▶ TASK BRIEF: Go through the listing and pick out each line with the word "this" in it.

Figure contents as structured data
-- begin --

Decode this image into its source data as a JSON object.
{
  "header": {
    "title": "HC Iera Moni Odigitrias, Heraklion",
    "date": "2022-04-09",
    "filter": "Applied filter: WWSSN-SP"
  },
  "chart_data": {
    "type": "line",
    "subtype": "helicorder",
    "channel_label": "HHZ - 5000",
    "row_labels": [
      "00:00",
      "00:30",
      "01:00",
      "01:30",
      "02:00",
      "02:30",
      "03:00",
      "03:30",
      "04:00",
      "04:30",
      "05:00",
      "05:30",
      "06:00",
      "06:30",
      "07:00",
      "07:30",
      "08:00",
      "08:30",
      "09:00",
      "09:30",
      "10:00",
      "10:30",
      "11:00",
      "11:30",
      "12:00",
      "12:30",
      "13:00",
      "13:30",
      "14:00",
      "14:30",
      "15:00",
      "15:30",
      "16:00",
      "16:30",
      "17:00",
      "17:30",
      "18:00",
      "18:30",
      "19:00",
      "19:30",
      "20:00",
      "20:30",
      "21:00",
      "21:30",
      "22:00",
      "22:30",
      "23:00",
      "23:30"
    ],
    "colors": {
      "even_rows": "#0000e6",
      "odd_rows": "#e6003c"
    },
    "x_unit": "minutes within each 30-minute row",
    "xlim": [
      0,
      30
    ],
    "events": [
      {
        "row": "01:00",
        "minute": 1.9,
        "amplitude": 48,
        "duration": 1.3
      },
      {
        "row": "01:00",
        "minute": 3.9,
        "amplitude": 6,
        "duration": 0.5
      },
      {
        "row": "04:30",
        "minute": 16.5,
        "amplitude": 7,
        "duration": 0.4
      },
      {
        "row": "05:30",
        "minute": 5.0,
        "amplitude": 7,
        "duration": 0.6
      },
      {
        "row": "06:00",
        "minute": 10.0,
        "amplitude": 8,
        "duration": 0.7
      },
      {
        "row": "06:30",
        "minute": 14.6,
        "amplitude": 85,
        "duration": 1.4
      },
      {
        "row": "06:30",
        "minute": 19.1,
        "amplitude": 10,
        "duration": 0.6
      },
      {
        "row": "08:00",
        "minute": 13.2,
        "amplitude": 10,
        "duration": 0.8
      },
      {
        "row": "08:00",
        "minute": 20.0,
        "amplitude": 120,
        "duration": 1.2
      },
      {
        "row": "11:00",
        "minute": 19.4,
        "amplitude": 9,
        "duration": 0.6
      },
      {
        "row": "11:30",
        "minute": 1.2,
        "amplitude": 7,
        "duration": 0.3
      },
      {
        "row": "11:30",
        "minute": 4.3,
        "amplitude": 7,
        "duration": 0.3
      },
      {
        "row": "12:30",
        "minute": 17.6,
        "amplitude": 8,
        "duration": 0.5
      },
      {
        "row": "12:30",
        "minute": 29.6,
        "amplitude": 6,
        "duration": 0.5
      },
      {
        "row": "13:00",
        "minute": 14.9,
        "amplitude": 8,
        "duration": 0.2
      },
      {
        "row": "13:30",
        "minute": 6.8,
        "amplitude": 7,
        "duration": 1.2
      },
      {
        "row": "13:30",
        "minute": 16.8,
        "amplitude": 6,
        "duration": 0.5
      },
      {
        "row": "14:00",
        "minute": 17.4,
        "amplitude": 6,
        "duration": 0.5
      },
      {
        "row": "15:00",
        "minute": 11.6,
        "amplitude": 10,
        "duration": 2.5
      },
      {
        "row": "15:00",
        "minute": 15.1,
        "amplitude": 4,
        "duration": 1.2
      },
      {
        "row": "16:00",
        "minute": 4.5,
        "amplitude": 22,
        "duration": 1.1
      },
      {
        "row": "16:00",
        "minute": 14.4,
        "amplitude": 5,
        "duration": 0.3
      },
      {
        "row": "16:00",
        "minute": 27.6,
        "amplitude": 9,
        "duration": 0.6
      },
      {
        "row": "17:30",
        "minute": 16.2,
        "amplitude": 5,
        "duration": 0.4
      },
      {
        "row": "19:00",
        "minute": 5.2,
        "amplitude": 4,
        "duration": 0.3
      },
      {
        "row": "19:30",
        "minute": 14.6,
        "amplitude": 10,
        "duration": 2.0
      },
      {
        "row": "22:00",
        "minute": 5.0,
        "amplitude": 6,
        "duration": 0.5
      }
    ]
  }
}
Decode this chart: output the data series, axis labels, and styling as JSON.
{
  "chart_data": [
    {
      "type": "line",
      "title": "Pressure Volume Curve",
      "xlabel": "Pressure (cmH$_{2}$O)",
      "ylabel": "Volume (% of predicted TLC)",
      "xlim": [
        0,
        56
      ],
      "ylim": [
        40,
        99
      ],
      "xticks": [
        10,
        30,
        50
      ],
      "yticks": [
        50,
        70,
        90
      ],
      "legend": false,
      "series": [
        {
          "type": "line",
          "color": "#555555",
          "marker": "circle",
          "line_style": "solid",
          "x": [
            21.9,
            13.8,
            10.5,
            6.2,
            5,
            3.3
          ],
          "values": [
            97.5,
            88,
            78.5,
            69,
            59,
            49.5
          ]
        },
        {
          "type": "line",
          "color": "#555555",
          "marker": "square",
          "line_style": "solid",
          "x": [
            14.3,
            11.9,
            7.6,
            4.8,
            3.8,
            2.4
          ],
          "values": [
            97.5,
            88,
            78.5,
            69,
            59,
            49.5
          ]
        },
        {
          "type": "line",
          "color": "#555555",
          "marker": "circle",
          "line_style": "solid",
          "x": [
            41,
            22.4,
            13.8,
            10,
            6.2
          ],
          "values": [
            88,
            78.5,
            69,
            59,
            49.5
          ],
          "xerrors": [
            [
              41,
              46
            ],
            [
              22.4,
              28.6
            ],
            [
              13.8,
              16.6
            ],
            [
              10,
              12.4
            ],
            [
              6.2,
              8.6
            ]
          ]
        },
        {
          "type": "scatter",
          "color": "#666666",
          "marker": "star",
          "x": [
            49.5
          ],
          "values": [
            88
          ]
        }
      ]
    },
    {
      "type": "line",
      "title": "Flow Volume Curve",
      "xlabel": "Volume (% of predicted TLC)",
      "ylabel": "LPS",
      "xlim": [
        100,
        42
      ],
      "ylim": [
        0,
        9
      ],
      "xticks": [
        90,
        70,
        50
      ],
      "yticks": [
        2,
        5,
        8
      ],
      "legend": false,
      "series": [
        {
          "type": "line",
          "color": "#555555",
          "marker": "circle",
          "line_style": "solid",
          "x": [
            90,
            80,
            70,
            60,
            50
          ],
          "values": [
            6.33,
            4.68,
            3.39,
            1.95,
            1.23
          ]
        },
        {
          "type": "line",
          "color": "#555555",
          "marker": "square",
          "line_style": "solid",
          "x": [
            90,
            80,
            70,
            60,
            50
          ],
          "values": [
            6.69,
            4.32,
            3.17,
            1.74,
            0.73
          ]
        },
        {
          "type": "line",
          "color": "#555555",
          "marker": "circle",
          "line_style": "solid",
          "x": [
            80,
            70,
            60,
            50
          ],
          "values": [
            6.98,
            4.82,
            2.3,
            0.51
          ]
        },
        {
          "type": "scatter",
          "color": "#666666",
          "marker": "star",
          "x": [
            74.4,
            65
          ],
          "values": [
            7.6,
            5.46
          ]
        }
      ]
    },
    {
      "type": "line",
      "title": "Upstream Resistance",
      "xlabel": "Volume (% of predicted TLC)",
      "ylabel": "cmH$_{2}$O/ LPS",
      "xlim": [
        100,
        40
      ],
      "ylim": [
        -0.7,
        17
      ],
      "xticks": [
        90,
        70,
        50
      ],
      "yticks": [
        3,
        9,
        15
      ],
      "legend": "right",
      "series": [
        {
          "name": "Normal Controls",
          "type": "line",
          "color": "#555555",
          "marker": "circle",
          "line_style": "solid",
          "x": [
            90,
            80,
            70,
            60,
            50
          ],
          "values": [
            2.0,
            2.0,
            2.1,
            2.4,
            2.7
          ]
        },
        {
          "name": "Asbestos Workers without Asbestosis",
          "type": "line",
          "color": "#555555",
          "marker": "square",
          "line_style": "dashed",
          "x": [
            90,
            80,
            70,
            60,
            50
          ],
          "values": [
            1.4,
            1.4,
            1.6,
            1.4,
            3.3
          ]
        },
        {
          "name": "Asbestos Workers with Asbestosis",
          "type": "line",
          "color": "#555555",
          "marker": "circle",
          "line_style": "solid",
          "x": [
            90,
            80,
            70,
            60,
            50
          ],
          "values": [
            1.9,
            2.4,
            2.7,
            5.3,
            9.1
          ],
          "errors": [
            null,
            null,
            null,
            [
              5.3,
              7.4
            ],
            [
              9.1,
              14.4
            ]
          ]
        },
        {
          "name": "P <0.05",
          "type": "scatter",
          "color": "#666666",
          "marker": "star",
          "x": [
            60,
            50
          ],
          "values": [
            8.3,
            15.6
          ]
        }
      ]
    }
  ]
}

-- end --

▶ ANSWER TO THE EXERCISE:
Decode this image into its source data as a JSON object.
Decode this chart: output the data series, axis labels, and styling as JSON.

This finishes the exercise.